▶ **WHAT YOU WILL DO**
Could you copy, word for word, only the lines from the one containing "Read this page and output its text content." through the last line of the records below, both included?

>> Begin

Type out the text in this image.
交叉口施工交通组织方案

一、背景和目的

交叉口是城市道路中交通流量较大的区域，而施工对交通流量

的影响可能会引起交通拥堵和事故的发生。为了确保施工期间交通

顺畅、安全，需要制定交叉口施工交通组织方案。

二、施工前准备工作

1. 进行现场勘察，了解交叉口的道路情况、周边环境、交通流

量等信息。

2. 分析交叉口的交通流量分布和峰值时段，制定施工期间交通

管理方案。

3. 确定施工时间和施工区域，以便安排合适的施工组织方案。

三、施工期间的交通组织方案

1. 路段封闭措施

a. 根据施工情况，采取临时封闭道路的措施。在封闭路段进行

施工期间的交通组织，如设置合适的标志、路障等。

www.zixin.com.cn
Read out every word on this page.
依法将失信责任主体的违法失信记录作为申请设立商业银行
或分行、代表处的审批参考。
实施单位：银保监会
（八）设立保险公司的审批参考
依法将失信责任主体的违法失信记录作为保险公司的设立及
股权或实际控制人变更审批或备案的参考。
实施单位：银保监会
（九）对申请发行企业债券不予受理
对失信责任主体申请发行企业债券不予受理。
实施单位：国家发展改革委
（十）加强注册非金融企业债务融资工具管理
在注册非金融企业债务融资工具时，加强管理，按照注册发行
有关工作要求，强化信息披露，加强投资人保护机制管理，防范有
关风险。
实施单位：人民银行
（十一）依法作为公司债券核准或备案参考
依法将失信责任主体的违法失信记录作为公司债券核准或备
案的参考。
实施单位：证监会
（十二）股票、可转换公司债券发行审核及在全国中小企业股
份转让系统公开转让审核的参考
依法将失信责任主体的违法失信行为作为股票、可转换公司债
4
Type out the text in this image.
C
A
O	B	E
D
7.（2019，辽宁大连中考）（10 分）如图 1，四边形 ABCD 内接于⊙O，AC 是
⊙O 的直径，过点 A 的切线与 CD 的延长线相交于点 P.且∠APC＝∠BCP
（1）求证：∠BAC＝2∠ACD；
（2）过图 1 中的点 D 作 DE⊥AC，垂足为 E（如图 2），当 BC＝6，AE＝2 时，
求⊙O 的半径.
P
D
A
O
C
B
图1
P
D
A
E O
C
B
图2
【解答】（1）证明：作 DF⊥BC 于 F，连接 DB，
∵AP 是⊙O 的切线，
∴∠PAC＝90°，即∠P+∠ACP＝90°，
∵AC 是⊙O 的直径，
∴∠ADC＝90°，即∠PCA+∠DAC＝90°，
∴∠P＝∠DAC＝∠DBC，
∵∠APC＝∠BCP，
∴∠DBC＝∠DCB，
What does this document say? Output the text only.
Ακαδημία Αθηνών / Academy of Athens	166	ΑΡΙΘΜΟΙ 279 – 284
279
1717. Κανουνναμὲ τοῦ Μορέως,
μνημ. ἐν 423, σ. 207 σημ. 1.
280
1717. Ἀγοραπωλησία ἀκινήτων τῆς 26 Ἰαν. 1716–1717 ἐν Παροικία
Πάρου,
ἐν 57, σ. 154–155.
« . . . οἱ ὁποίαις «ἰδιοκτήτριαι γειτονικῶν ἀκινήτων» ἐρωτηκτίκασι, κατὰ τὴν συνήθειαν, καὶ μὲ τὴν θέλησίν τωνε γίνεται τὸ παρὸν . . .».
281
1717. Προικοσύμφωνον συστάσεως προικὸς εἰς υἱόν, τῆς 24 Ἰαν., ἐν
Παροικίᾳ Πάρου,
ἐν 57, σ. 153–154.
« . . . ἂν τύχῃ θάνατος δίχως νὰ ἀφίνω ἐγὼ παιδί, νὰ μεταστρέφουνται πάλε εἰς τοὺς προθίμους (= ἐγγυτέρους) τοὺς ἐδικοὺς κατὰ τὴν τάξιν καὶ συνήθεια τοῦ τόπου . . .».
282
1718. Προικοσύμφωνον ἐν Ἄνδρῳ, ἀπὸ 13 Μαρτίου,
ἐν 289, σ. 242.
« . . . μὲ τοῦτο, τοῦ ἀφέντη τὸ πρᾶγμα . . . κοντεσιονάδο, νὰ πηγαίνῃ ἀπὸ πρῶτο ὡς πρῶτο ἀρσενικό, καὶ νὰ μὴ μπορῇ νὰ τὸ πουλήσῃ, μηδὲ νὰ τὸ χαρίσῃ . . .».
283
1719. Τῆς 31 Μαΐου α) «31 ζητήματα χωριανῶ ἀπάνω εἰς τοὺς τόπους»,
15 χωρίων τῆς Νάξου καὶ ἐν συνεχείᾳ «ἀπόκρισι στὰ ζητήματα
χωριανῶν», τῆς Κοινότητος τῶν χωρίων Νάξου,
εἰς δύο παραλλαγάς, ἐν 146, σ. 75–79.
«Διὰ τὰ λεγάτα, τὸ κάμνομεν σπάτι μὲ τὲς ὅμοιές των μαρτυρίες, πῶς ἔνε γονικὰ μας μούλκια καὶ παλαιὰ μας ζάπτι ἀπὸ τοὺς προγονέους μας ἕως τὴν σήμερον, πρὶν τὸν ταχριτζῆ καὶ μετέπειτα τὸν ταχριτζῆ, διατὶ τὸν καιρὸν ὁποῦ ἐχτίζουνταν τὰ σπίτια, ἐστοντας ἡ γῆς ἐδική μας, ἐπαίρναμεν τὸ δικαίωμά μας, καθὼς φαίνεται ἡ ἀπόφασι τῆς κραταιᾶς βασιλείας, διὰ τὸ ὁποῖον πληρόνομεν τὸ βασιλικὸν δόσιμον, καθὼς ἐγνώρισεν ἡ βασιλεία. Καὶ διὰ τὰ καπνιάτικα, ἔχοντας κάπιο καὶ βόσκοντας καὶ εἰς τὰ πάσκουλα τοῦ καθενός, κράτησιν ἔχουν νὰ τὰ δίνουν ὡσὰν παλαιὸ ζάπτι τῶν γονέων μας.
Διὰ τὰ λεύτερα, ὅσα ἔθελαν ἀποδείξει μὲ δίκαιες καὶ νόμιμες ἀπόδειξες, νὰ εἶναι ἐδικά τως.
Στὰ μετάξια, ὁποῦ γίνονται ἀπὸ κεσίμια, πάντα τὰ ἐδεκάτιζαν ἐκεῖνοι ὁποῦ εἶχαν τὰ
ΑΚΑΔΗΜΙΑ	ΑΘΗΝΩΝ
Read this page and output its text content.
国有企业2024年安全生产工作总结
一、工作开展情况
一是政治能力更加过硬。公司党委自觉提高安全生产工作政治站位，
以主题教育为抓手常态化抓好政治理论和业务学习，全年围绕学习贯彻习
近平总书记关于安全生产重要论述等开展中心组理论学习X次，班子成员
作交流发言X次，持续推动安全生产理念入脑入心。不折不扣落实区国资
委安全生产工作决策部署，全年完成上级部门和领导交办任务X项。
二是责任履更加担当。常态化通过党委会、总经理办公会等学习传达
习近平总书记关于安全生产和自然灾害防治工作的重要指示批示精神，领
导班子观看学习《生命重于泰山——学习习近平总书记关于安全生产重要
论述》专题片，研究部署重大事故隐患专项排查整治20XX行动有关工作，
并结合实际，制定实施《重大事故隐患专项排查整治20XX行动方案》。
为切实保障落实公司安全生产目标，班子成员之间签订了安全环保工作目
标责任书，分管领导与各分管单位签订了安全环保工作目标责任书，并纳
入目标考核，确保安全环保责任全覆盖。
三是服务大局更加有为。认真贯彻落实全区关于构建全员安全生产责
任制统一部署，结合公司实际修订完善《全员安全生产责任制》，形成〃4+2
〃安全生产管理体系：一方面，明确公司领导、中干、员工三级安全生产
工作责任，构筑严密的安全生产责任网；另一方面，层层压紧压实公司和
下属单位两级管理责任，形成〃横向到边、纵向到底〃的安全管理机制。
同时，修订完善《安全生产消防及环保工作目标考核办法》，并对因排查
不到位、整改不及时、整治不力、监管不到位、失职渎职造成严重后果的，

>> End

▶ **OUTPUT FOR THIS EXERCISE**
Read this page and output its text content.
国有企业2024年安全生产工作总结
一、工作开展情况
一是政治能力更加过硬。公司党委自觉提高安全生产工作政治站位，
以主题教育为抓手常态化抓好政治理论和业务学习，全年围绕学习贯彻习
近平总书记关于安全生产重要论述等开展中心组理论学习X次，班子成员
作交流发言X次，持续推动安全生产理念入脑入心。不折不扣落实区国资
委安全生产工作决策部署，全年完成上级部门和领导交办任务X项。
二是责任履更加担当。常态化通过党委会、总经理办公会等学习传达
习近平总书记关于安全生产和自然灾害防治工作的重要指示批示精神，领
导班子观看学习《生命重于泰山——学习习近平总书记关于安全生产重要
论述》专题片，研究部署重大事故隐患专项排查整治20XX行动有关工作，
并结合实际，制定实施《重大事故隐患专项排查整治20XX行动方案》。
为切实保障落实公司安全生产目标，班子成员之间签订了安全环保工作目
标责任书，分管领导与各分管单位签订了安全环保工作目标责任书，并纳
入目标考核，确保安全环保责任全覆盖。
三是服务大局更加有为。认真贯彻落实全区关于构建全员安全生产责
任制统一部署，结合公司实际修订完善《全员安全生产责任制》，形成〃4+2
〃安全生产管理体系：一方面，明确公司领导、中干、员工三级安全生产
工作责任，构筑严密的安全生产责任网；另一方面，层层压紧压实公司和
下属单位两级管理责任，形成〃横向到边、纵向到底〃的安全管理机制。
同时，修订完善《安全生产消防及环保工作目标考核办法》，并对因排查
不到位、整改不及时、整治不力、监管不到位、失职渎职造成严重后果的，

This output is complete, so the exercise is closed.